**Activity:**
When a line in the entries contains the word "Adipocytes", copy that line in full.

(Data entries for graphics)
BEGIN
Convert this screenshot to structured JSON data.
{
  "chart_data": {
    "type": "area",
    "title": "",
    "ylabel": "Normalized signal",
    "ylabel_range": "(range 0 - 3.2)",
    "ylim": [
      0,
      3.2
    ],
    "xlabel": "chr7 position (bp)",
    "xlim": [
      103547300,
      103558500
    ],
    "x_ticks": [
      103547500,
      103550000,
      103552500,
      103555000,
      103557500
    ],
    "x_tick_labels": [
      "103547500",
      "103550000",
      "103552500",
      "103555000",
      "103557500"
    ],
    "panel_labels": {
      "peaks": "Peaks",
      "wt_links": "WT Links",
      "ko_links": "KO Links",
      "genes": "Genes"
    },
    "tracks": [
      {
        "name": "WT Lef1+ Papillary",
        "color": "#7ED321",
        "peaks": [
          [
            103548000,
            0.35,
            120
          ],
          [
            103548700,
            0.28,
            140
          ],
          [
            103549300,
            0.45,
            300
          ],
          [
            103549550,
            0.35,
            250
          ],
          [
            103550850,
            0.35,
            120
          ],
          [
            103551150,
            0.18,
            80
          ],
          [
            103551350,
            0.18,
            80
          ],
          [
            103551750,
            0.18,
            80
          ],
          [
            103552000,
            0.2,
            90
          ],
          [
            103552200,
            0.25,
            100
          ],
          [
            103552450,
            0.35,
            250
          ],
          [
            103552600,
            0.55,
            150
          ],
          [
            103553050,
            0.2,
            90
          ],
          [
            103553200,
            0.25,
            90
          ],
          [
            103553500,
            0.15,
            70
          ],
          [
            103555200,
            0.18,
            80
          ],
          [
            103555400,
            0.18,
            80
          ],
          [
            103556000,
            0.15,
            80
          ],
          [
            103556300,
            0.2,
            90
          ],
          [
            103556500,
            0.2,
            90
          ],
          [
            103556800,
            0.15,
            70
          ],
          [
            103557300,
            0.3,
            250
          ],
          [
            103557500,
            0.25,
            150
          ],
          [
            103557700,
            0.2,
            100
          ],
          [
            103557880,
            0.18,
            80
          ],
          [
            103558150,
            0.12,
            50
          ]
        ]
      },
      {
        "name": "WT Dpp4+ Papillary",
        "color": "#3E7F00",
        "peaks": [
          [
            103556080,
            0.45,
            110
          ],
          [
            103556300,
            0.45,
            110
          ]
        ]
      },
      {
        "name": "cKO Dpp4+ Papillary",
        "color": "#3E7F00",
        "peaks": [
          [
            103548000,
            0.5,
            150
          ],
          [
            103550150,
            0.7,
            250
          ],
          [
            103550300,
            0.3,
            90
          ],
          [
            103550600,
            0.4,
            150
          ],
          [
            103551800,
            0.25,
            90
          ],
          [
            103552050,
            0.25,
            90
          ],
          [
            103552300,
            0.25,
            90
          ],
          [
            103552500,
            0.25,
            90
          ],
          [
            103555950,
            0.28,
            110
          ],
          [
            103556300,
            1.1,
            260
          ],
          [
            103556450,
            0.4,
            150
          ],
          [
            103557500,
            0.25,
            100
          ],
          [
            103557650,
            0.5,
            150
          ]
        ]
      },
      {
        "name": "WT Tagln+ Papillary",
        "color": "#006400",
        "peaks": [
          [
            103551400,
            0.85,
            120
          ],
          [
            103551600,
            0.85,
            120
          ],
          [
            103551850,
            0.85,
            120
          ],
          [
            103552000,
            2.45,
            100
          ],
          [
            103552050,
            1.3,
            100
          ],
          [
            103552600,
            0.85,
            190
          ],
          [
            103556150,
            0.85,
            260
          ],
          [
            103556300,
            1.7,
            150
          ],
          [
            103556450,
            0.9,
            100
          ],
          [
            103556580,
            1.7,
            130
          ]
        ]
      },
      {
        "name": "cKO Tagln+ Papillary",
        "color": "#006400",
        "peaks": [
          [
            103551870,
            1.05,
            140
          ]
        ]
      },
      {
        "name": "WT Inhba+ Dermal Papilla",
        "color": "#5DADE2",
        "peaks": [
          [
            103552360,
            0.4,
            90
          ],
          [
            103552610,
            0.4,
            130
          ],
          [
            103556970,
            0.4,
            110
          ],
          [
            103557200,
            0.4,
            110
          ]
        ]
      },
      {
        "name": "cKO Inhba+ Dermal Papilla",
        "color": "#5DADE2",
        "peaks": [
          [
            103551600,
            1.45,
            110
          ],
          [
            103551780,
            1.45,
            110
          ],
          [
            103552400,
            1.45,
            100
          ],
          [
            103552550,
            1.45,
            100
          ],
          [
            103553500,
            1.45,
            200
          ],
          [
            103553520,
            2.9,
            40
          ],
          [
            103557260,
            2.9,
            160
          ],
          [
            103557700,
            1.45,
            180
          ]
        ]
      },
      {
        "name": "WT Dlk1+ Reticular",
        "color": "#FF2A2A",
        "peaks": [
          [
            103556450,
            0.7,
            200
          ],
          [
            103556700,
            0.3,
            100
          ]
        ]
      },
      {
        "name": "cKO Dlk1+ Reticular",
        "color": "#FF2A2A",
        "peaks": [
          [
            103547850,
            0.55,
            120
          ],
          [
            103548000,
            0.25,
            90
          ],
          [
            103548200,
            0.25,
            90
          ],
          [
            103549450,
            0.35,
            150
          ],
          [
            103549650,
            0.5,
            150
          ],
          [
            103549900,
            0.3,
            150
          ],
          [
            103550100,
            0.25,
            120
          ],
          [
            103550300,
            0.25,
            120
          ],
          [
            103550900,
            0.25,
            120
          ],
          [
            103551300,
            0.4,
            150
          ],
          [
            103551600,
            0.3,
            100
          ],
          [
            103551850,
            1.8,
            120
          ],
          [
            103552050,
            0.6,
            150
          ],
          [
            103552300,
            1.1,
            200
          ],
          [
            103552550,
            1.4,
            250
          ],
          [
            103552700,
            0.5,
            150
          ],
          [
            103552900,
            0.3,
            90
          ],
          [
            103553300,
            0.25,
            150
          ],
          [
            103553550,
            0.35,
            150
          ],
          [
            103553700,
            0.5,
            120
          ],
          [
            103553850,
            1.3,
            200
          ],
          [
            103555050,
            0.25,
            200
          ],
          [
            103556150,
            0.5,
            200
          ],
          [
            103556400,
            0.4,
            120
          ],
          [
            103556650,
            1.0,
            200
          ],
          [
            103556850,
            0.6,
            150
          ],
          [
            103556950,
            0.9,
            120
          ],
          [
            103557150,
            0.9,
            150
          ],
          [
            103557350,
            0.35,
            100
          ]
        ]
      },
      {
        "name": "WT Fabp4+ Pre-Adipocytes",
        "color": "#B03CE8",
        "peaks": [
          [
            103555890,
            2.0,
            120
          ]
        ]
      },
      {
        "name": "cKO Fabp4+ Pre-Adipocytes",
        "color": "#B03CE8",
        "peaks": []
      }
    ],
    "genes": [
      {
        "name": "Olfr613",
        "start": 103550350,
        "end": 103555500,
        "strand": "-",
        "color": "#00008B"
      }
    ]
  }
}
END
**Output below:**
        "name": "WT Fabp4+ Pre-Adipocytes",
        "name": "cKO Fabp4+ Pre-Adipocytes",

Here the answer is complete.